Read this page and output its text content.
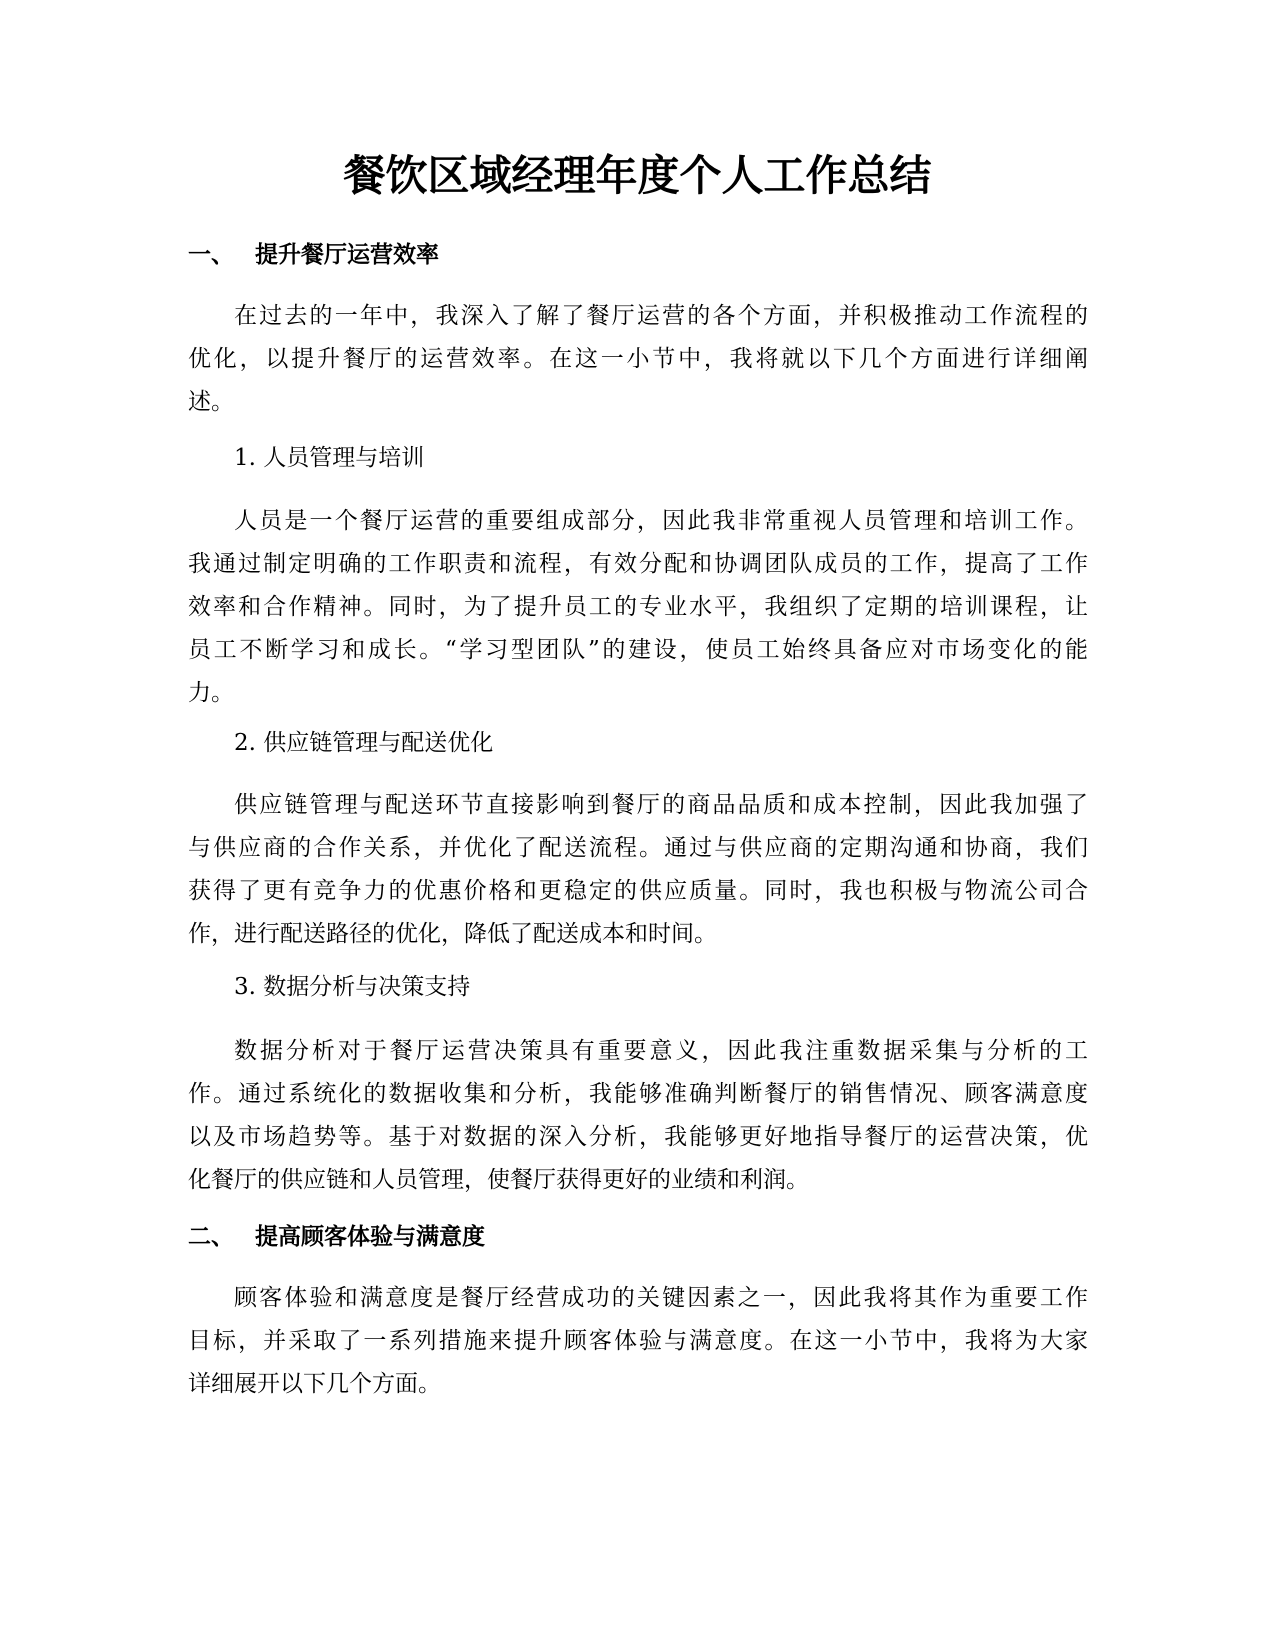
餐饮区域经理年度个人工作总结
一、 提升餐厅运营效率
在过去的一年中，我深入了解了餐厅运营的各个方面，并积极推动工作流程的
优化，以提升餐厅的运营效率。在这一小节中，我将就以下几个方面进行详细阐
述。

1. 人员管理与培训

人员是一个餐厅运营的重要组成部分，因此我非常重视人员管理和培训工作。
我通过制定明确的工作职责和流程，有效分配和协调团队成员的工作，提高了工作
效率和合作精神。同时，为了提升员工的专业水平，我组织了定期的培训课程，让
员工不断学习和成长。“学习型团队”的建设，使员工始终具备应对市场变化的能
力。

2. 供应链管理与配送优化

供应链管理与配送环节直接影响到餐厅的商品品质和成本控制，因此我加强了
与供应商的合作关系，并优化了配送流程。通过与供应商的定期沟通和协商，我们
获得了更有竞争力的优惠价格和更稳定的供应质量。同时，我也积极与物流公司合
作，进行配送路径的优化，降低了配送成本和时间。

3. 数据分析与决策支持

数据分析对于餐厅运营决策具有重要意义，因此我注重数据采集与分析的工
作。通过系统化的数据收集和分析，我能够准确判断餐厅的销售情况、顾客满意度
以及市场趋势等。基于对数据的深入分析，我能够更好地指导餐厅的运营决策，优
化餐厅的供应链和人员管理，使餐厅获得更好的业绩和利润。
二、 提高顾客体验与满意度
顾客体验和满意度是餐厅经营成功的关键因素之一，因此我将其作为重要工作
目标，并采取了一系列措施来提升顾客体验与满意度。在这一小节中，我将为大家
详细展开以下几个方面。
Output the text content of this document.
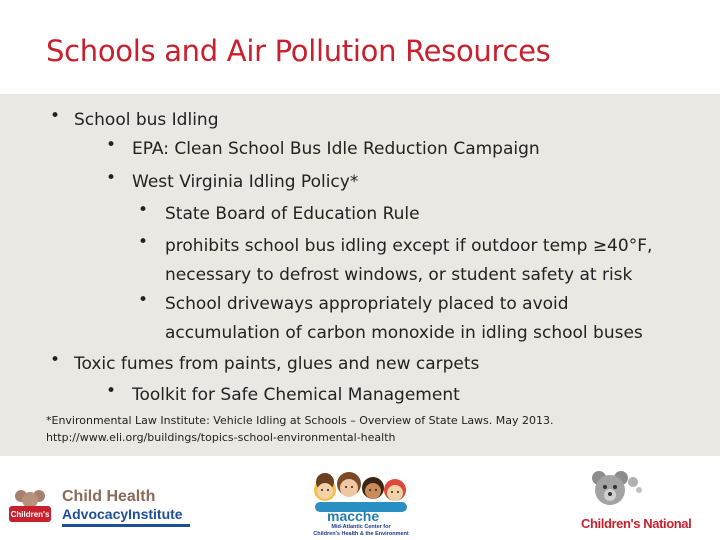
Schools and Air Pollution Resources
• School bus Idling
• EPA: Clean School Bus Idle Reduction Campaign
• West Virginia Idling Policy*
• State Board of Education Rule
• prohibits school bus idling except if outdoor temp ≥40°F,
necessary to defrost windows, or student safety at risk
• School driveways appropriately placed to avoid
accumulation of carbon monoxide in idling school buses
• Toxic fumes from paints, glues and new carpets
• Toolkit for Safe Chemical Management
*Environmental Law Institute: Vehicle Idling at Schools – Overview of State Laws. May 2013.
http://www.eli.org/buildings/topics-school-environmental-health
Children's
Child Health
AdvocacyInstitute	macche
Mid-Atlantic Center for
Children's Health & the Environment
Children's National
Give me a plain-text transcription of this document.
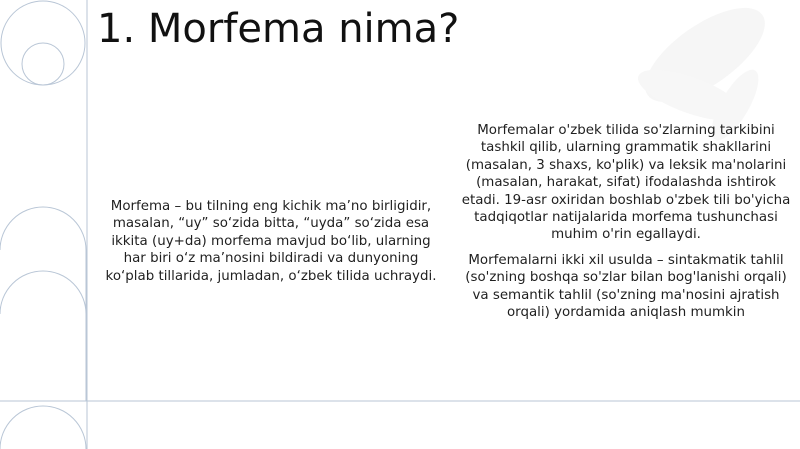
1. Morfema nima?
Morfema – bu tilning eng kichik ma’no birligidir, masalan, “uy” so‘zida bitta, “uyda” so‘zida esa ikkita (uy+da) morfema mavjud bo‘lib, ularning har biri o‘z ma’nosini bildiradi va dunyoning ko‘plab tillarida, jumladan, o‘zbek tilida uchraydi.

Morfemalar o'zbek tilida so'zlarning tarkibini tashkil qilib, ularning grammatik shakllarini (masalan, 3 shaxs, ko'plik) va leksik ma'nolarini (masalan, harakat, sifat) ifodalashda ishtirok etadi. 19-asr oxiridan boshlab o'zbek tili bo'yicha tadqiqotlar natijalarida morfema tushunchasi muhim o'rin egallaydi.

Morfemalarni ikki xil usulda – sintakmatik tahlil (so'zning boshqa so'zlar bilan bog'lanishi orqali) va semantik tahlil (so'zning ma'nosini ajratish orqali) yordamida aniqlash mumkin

### Work to complete
Give nothing but the number of lines containing the string "Children".

### Solution for this exercise
3